>>>

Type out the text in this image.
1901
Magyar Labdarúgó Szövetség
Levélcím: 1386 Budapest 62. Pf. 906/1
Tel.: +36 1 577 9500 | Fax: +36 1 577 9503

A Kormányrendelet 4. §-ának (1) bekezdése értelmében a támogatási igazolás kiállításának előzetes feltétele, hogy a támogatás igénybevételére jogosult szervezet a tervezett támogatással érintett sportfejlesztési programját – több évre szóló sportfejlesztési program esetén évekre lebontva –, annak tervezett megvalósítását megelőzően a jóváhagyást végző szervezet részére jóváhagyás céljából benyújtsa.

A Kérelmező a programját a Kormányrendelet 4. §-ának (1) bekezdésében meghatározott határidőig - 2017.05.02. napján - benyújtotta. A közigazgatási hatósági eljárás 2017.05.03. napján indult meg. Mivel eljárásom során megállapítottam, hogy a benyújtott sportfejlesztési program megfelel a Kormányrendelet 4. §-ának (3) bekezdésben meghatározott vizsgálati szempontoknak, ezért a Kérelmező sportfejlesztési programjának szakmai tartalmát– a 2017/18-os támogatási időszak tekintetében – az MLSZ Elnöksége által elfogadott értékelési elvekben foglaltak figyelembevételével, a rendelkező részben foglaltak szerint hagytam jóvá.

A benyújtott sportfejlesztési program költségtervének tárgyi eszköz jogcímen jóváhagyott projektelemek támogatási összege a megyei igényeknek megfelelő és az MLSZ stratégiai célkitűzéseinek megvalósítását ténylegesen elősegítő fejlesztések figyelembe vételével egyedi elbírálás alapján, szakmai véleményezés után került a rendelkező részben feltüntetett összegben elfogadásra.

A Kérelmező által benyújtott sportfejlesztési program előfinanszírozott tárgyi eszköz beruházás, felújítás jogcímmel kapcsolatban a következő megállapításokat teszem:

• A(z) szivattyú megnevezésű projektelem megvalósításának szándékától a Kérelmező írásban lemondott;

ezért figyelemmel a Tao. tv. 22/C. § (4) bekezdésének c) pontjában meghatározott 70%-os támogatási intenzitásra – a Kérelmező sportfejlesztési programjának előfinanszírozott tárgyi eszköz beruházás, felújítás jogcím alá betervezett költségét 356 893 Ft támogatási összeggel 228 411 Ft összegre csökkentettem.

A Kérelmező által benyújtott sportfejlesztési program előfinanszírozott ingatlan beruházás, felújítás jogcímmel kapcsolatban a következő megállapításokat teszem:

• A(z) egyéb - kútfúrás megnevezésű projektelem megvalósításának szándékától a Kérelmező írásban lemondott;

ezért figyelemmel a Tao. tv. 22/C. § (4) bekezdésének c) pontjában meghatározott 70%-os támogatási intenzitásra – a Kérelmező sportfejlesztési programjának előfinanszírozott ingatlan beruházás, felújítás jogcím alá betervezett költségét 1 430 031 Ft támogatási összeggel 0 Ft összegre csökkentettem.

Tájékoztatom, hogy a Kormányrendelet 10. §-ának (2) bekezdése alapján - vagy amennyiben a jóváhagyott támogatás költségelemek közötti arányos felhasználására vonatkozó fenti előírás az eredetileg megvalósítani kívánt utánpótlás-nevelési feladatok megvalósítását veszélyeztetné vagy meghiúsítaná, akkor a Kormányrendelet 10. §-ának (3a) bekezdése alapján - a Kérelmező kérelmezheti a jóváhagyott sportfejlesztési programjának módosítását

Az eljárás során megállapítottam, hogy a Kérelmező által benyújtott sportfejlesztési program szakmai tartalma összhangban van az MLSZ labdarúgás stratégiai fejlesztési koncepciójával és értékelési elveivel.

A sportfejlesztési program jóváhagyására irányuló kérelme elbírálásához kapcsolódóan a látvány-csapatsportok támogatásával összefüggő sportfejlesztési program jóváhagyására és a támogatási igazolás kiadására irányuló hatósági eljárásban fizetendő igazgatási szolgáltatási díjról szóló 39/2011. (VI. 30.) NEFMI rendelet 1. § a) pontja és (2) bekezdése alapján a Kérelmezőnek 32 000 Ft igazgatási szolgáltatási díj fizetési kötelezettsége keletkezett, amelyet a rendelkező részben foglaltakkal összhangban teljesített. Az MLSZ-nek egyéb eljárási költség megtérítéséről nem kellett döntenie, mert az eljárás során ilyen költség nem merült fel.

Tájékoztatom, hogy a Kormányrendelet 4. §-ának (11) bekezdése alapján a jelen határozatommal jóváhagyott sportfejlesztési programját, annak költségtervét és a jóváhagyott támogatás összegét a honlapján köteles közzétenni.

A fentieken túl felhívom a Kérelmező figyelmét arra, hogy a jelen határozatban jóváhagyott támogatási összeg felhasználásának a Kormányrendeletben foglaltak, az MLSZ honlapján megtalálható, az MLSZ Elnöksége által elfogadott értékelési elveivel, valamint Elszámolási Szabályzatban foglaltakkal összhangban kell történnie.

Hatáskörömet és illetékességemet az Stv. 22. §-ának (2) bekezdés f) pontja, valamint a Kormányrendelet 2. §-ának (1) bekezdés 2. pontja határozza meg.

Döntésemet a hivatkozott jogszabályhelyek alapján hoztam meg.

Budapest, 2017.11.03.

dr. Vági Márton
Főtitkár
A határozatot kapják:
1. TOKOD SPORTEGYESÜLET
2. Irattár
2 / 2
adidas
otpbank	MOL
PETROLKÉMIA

<<<

_Your goal:_
Gather every line from the entries above where the word "lemondott" appears, and copy them.

_Result for this task:_
• A(z) szivattyú megnevezésű projektelem megvalósításának szándékától a Kérelmező írásban lemondott;
• A(z) egyéb - kútfúrás megnevezésű projektelem megvalósításának szándékától a Kérelmező írásban lemondott;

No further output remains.